Data records:
— Begin —
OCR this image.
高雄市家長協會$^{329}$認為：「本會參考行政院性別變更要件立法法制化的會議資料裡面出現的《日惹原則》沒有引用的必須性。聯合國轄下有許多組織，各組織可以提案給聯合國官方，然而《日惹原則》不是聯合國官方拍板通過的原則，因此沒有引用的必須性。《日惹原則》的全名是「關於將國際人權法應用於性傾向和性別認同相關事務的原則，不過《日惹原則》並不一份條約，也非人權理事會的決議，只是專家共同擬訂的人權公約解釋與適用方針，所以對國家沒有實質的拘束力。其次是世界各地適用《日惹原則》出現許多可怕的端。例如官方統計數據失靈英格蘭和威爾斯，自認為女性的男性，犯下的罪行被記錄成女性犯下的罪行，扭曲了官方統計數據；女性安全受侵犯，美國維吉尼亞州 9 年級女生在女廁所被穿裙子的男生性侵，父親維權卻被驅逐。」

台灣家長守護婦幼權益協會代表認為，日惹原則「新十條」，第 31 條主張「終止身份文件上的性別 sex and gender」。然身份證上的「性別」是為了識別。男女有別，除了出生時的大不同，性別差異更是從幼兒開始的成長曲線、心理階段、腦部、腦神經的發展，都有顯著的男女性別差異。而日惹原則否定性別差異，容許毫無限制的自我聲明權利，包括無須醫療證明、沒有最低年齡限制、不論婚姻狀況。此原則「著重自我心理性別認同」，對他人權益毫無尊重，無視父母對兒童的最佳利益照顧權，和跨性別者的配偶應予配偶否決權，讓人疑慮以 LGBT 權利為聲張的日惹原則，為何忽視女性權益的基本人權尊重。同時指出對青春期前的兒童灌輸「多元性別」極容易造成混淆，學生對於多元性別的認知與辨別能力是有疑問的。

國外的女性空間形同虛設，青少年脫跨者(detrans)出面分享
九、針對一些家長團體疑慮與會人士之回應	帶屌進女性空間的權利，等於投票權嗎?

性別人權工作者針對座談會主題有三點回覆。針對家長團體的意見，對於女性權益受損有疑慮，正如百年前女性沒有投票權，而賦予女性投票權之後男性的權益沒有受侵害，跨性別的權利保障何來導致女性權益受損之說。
— End —
WHAT IS NEEDED:
Write an exact transcription of every entry above.

THE REPLY:
OCR this image.
高雄市家長協會$^{329}$認為：「本會參考行政院性別變更要件立法法制化的會議資料裡面出現的《日惹原則》沒有引用的必須性。聯合國轄下有許多組織，各組織可以提案給聯合國官方，然而《日惹原則》不是聯合國官方拍板通過的原則，因此沒有引用的必須性。《日惹原則》的全名是「關於將國際人權法應用於性傾向和性別認同相關事務的原則，不過《日惹原則》並不一份條約，也非人權理事會的決議，只是專家共同擬訂的人權公約解釋與適用方針，所以對國家沒有實質的拘束力。其次是世界各地適用《日惹原則》出現許多可怕的端。例如官方統計數據失靈英格蘭和威爾斯，自認為女性的男性，犯下的罪行被記錄成女性犯下的罪行，扭曲了官方統計數據；女性安全受侵犯，美國維吉尼亞州 9 年級女生在女廁所被穿裙子的男生性侵，父親維權卻被驅逐。」

台灣家長守護婦幼權益協會代表認為，日惹原則「新十條」，第 31 條主張「終止身份文件上的性別 sex and gender」。然身份證上的「性別」是為了識別。男女有別，除了出生時的大不同，性別差異更是從幼兒開始的成長曲線、心理階段、腦部、腦神經的發展，都有顯著的男女性別差異。而日惹原則否定性別差異，容許毫無限制的自我聲明權利，包括無須醫療證明、沒有最低年齡限制、不論婚姻狀況。此原則「著重自我心理性別認同」，對他人權益毫無尊重，無視父母對兒童的最佳利益照顧權，和跨性別者的配偶應予配偶否決權，讓人疑慮以 LGBT 權利為聲張的日惹原則，為何忽視女性權益的基本人權尊重。同時指出對青春期前的兒童灌輸「多元性別」極容易造成混淆，學生對於多元性別的認知與辨別能力是有疑問的。

國外的女性空間形同虛設，青少年脫跨者(detrans)出面分享
九、針對一些家長團體疑慮與會人士之回應	帶屌進女性空間的權利，等於投票權嗎?

性別人權工作者針對座談會主題有三點回覆。針對家長團體的意見，對於女性權益受損有疑慮，正如百年前女性沒有投票權，而賦予女性投票權之後男性的權益沒有受侵害，跨性別的權利保障何來導致女性權益受損之說。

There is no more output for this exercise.